§ **SHORT EXERCISE**: From the listing below, pull out the lines that hold "selezione".

§ **GIVEN INFORMATION**:

--------

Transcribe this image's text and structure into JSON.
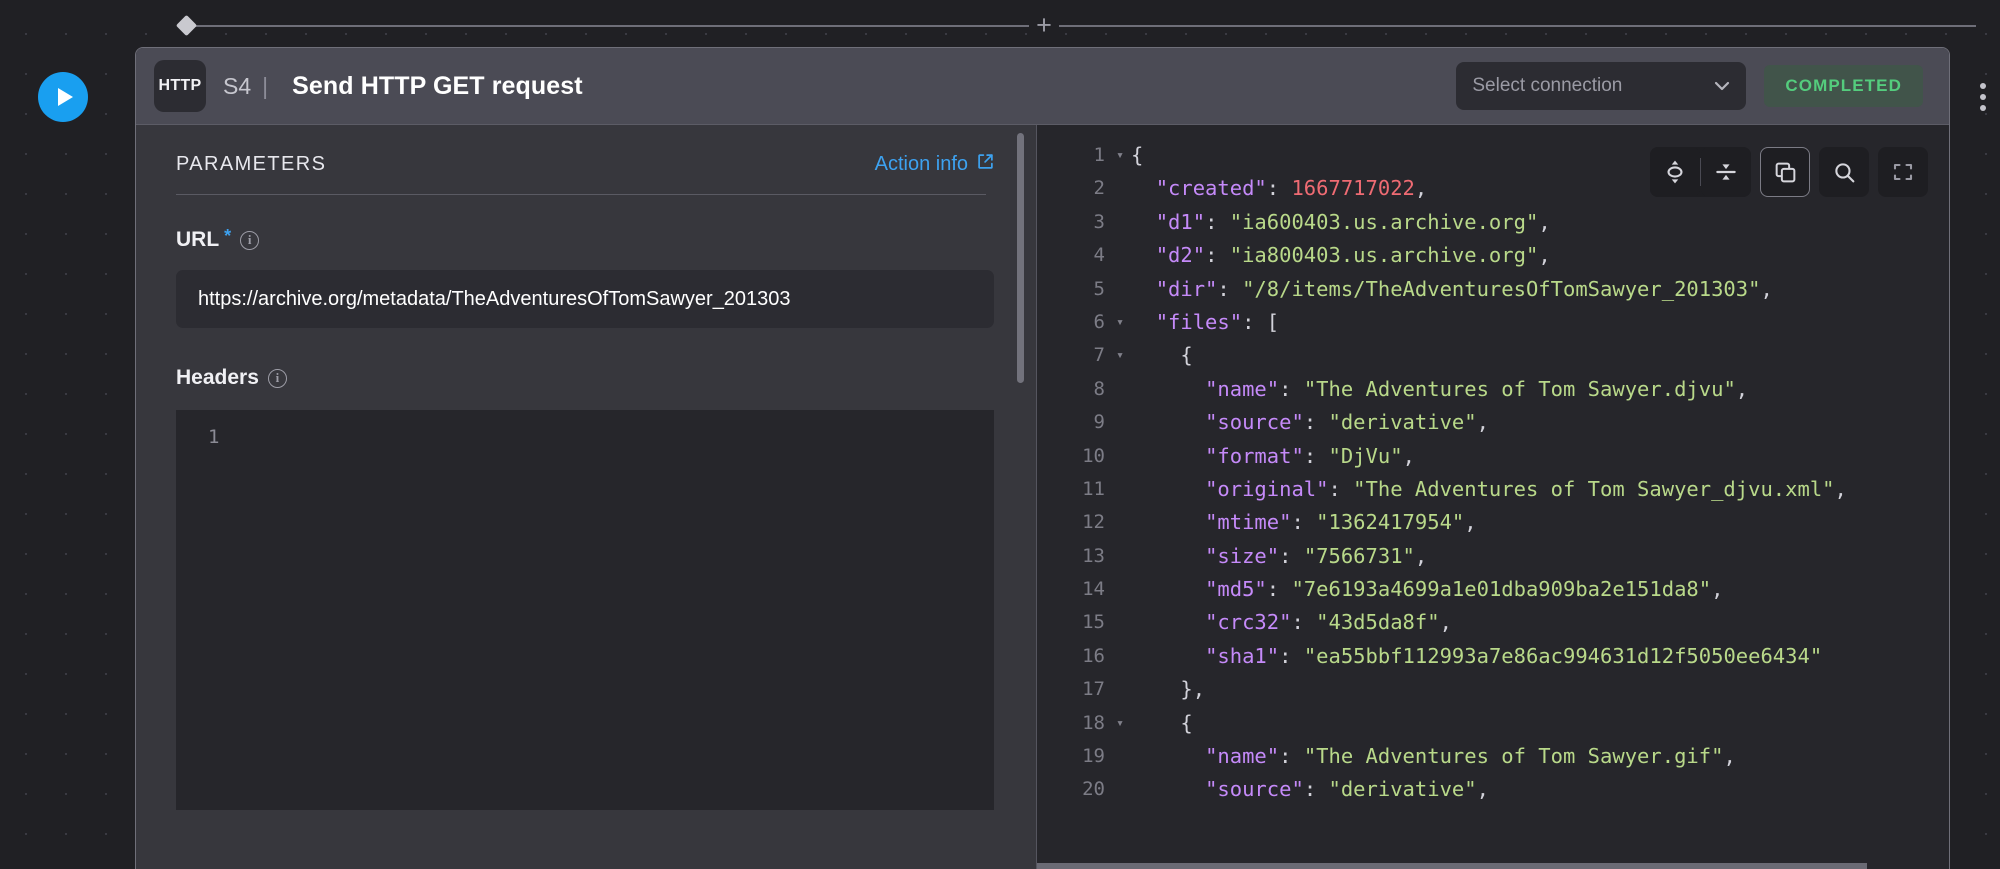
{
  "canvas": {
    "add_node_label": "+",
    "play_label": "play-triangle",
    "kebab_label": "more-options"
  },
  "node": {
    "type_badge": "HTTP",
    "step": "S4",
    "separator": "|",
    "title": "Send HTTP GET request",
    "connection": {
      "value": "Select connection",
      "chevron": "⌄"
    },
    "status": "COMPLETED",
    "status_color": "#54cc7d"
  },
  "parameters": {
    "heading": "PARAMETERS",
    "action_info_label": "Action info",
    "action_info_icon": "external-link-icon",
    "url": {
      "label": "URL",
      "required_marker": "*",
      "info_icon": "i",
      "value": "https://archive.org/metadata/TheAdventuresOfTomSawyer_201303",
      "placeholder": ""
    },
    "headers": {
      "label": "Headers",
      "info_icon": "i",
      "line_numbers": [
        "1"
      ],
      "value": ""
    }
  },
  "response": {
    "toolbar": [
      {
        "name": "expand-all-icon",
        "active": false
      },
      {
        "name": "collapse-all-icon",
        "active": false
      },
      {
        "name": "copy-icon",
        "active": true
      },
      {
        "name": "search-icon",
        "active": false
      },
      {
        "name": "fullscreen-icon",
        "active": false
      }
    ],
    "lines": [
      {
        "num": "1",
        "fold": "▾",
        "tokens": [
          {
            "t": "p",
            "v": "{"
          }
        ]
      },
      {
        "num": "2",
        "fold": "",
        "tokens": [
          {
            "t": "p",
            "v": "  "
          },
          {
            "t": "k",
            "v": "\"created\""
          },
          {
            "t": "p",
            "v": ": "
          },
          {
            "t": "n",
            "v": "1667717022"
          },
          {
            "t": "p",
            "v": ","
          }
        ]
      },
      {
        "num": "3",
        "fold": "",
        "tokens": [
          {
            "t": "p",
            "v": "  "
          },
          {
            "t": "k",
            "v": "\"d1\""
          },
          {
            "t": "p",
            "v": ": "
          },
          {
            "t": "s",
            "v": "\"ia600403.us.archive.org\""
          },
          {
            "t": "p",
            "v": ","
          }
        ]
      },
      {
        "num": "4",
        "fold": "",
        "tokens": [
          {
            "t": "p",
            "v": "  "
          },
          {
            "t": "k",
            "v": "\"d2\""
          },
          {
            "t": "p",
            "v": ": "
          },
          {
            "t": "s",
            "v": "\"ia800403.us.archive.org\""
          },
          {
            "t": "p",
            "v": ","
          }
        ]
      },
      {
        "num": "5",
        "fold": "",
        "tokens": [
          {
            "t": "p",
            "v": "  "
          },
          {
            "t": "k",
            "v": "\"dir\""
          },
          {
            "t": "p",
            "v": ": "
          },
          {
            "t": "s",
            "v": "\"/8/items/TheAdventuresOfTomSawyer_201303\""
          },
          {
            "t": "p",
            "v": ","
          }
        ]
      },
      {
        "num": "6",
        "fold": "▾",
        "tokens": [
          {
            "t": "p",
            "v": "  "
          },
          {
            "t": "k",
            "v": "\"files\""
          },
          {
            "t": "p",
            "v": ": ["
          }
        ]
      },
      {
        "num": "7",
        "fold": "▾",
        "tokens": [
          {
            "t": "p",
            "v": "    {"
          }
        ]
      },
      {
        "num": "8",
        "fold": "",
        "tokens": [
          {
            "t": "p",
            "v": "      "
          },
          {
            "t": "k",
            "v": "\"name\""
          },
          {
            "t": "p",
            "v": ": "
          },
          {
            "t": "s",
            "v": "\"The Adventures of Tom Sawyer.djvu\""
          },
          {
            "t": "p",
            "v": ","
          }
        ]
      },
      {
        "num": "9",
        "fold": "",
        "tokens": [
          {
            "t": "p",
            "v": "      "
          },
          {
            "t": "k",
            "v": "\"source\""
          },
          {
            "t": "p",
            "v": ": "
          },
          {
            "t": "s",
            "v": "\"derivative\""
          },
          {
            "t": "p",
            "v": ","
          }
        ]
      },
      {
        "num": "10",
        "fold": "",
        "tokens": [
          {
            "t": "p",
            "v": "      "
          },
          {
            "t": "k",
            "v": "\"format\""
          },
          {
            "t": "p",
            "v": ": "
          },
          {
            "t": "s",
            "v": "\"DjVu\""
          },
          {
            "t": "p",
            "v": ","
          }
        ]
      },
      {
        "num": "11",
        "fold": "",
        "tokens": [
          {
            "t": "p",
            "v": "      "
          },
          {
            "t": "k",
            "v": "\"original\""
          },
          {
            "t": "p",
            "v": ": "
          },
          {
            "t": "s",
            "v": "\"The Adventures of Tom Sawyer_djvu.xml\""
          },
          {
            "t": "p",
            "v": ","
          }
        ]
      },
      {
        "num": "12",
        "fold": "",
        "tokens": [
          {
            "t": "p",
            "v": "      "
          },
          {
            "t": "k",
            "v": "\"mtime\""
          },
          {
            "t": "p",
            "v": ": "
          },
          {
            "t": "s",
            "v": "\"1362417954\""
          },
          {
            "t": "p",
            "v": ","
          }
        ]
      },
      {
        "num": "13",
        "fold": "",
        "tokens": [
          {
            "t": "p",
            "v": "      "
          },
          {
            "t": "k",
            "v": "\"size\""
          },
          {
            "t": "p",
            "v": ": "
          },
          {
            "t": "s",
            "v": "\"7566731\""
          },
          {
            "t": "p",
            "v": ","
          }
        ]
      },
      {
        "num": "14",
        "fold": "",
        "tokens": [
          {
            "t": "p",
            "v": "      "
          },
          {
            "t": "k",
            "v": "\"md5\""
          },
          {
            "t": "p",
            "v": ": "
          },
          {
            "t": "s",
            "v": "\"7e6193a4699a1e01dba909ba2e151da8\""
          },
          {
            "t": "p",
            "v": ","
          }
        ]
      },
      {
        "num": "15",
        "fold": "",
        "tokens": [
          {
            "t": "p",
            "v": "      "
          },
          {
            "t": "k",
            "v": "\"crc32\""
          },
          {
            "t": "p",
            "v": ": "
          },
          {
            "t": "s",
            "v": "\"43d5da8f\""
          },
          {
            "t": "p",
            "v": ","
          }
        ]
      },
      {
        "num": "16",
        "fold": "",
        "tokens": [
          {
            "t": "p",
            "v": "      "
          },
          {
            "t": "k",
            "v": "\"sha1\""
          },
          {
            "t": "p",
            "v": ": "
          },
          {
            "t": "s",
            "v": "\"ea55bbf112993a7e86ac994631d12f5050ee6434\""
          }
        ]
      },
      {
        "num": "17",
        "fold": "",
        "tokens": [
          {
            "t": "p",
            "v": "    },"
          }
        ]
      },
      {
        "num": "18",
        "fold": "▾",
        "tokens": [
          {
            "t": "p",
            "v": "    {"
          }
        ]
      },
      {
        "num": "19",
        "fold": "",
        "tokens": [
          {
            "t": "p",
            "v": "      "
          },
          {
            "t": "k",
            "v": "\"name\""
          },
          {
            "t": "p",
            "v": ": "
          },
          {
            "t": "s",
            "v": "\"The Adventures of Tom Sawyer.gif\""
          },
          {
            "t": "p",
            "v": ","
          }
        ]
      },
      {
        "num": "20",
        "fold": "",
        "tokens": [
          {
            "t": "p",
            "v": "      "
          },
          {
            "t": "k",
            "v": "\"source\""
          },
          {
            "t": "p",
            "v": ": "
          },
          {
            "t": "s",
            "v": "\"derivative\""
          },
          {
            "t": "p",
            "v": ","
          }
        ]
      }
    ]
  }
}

--------

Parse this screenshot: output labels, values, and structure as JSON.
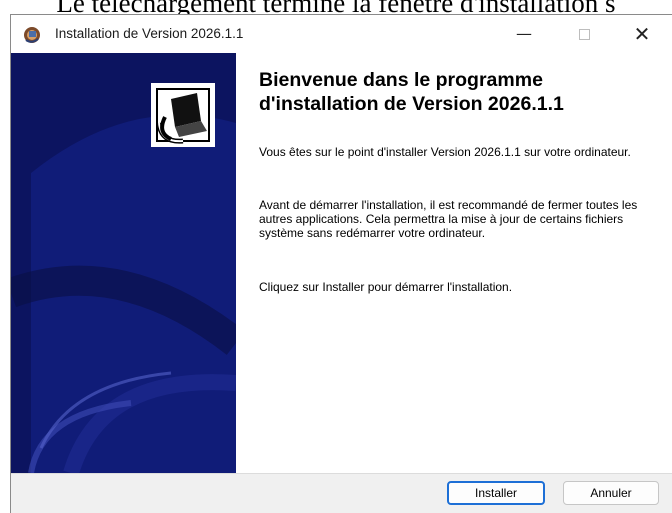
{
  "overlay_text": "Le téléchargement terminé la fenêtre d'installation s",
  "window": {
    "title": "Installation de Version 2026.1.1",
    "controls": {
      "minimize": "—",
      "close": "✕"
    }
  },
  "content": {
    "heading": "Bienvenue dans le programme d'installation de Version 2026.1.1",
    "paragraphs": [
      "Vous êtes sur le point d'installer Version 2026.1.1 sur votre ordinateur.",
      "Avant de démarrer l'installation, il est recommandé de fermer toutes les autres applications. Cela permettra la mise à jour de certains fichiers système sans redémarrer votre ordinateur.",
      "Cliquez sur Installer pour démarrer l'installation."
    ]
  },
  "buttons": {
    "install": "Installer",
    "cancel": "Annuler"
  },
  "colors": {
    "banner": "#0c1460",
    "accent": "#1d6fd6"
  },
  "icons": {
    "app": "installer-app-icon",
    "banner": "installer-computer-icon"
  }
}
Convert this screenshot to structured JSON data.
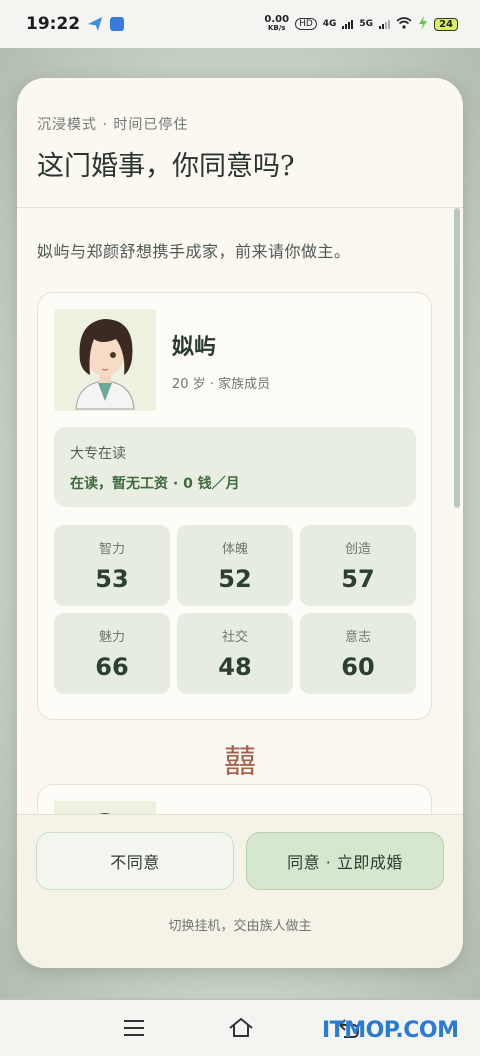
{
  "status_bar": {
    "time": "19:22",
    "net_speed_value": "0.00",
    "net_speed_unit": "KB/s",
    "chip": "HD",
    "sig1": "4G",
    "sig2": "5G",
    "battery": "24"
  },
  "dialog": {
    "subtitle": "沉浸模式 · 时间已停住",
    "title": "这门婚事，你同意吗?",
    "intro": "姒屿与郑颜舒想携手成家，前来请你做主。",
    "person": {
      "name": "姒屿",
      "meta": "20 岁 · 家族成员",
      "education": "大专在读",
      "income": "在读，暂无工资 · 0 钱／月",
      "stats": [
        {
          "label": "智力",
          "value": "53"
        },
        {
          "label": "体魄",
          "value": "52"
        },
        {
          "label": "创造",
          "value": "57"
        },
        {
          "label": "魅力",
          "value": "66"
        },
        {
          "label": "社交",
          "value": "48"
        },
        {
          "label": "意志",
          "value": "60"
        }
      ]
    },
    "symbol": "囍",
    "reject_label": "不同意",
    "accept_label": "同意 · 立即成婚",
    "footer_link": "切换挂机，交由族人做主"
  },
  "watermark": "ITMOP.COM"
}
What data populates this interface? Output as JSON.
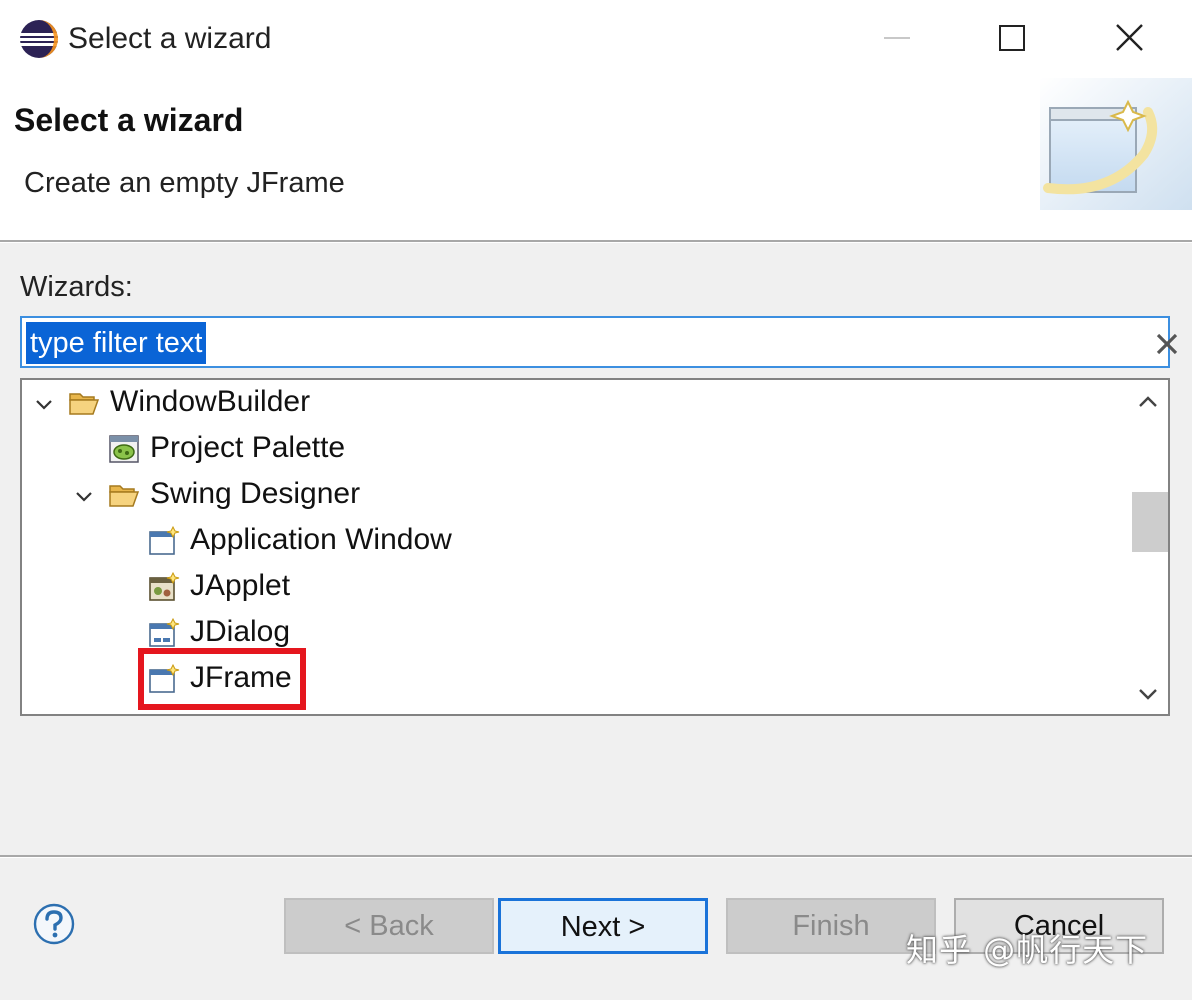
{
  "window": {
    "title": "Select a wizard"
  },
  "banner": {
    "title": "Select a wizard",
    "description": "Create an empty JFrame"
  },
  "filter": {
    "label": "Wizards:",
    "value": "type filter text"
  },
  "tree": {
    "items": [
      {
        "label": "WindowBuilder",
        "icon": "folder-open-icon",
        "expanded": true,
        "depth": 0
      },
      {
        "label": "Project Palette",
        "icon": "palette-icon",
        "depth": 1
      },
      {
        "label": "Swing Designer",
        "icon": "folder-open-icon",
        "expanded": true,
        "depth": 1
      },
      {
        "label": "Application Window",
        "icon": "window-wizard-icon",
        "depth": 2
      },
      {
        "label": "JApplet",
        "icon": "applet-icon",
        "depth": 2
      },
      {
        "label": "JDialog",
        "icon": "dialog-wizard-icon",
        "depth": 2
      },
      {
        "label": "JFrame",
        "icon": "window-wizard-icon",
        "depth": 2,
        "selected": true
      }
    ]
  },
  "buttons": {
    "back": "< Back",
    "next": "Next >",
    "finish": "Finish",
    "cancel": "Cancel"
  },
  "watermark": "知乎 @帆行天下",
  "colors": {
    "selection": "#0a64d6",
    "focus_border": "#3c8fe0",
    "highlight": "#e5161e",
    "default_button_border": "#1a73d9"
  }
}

--------

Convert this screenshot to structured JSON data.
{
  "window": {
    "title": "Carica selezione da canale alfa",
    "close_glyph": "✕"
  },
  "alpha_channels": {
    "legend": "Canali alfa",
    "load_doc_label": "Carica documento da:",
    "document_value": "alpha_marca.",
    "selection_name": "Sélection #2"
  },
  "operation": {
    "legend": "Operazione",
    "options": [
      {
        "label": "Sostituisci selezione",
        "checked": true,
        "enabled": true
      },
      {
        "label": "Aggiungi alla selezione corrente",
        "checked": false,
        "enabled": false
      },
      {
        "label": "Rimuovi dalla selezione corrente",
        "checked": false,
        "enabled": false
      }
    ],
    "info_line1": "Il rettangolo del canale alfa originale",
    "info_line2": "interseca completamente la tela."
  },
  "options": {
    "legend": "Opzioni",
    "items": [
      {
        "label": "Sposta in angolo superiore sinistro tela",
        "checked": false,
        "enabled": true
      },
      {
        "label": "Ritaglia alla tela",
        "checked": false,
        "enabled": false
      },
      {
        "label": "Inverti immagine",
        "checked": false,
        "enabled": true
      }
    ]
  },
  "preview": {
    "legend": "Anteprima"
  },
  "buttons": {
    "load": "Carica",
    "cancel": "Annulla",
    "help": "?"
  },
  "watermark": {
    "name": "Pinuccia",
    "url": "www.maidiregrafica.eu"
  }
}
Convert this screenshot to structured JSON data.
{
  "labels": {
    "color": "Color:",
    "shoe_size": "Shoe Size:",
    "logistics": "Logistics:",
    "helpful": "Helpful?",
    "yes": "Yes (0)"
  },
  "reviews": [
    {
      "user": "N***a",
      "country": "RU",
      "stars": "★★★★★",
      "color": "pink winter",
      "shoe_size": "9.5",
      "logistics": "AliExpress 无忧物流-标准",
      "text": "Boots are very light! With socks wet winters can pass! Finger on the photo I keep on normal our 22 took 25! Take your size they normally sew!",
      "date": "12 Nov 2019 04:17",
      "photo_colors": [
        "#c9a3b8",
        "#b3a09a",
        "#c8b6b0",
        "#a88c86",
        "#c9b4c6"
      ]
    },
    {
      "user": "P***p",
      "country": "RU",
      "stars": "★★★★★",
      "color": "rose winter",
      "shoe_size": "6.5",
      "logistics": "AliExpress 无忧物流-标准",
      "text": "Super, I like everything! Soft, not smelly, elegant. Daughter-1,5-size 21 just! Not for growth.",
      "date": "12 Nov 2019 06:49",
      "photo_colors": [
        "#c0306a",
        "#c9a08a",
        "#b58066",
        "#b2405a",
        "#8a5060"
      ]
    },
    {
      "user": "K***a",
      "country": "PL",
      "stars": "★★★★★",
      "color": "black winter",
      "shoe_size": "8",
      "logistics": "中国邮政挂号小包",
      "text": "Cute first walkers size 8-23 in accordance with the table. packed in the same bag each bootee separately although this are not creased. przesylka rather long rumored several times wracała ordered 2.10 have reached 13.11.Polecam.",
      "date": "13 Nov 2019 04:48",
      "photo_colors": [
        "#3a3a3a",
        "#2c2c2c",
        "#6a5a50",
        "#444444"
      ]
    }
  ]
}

--------

§ **FINISHED TASK**:
    "title": "Carica selezione da canale alfa",
        "label": "Sostituisci selezione",
        "label": "Aggiungi alla selezione corrente",
        "label": "Rimuovi dalla selezione corrente",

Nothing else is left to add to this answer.